» AIM OF THE EXERCISE
Copy out all the records, word for word.

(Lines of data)
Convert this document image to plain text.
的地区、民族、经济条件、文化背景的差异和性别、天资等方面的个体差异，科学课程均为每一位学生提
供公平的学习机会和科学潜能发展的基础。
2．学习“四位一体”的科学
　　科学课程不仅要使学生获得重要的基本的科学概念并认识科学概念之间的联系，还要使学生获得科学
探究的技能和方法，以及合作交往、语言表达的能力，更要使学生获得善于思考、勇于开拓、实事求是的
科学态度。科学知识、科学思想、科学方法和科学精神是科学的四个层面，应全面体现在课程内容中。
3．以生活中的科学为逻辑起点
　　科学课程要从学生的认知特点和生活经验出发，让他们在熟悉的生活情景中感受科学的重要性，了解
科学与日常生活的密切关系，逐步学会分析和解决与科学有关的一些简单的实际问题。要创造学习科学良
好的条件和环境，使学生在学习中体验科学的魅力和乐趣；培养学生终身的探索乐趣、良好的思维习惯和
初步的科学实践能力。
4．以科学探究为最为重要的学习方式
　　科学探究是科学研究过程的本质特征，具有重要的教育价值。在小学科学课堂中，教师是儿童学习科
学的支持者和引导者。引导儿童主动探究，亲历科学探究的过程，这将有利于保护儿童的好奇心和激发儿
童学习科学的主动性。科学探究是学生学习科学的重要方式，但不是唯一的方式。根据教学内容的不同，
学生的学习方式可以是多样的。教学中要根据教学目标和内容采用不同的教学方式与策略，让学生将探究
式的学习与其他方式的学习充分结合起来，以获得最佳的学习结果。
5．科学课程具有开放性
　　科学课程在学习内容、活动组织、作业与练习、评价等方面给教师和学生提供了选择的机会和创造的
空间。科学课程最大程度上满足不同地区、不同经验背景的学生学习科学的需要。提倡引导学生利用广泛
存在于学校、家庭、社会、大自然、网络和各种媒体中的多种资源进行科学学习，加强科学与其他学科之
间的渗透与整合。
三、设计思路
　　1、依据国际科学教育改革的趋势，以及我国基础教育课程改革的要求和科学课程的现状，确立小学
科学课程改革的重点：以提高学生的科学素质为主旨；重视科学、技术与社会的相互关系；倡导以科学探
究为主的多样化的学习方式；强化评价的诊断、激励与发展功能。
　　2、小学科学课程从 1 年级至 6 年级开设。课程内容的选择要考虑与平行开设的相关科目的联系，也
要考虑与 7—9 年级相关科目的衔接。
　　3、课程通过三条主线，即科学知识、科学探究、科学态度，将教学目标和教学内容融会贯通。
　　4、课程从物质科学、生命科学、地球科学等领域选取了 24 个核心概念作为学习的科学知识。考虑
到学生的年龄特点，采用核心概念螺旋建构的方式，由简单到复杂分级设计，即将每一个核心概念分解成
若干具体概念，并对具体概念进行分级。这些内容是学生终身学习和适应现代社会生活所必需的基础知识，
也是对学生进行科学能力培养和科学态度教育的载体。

» EXPECTED OUTPUT
Convert this document image to plain text.
的地区、民族、经济条件、文化背景的差异和性别、天资等方面的个体差异，科学课程均为每一位学生提
供公平的学习机会和科学潜能发展的基础。
2．学习“四位一体”的科学
　　科学课程不仅要使学生获得重要的基本的科学概念并认识科学概念之间的联系，还要使学生获得科学
探究的技能和方法，以及合作交往、语言表达的能力，更要使学生获得善于思考、勇于开拓、实事求是的
科学态度。科学知识、科学思想、科学方法和科学精神是科学的四个层面，应全面体现在课程内容中。
3．以生活中的科学为逻辑起点
　　科学课程要从学生的认知特点和生活经验出发，让他们在熟悉的生活情景中感受科学的重要性，了解
科学与日常生活的密切关系，逐步学会分析和解决与科学有关的一些简单的实际问题。要创造学习科学良
好的条件和环境，使学生在学习中体验科学的魅力和乐趣；培养学生终身的探索乐趣、良好的思维习惯和
初步的科学实践能力。
4．以科学探究为最为重要的学习方式
　　科学探究是科学研究过程的本质特征，具有重要的教育价值。在小学科学课堂中，教师是儿童学习科
学的支持者和引导者。引导儿童主动探究，亲历科学探究的过程，这将有利于保护儿童的好奇心和激发儿
童学习科学的主动性。科学探究是学生学习科学的重要方式，但不是唯一的方式。根据教学内容的不同，
学生的学习方式可以是多样的。教学中要根据教学目标和内容采用不同的教学方式与策略，让学生将探究
式的学习与其他方式的学习充分结合起来，以获得最佳的学习结果。
5．科学课程具有开放性
　　科学课程在学习内容、活动组织、作业与练习、评价等方面给教师和学生提供了选择的机会和创造的
空间。科学课程最大程度上满足不同地区、不同经验背景的学生学习科学的需要。提倡引导学生利用广泛
存在于学校、家庭、社会、大自然、网络和各种媒体中的多种资源进行科学学习，加强科学与其他学科之
间的渗透与整合。
三、设计思路
　　1、依据国际科学教育改革的趋势，以及我国基础教育课程改革的要求和科学课程的现状，确立小学
科学课程改革的重点：以提高学生的科学素质为主旨；重视科学、技术与社会的相互关系；倡导以科学探
究为主的多样化的学习方式；强化评价的诊断、激励与发展功能。
　　2、小学科学课程从 1 年级至 6 年级开设。课程内容的选择要考虑与平行开设的相关科目的联系，也
要考虑与 7—9 年级相关科目的衔接。
　　3、课程通过三条主线，即科学知识、科学探究、科学态度，将教学目标和教学内容融会贯通。
　　4、课程从物质科学、生命科学、地球科学等领域选取了 24 个核心概念作为学习的科学知识。考虑
到学生的年龄特点，采用核心概念螺旋建构的方式，由简单到复杂分级设计，即将每一个核心概念分解成
若干具体概念，并对具体概念进行分级。这些内容是学生终身学习和适应现代社会生活所必需的基础知识，
也是对学生进行科学能力培养和科学态度教育的载体。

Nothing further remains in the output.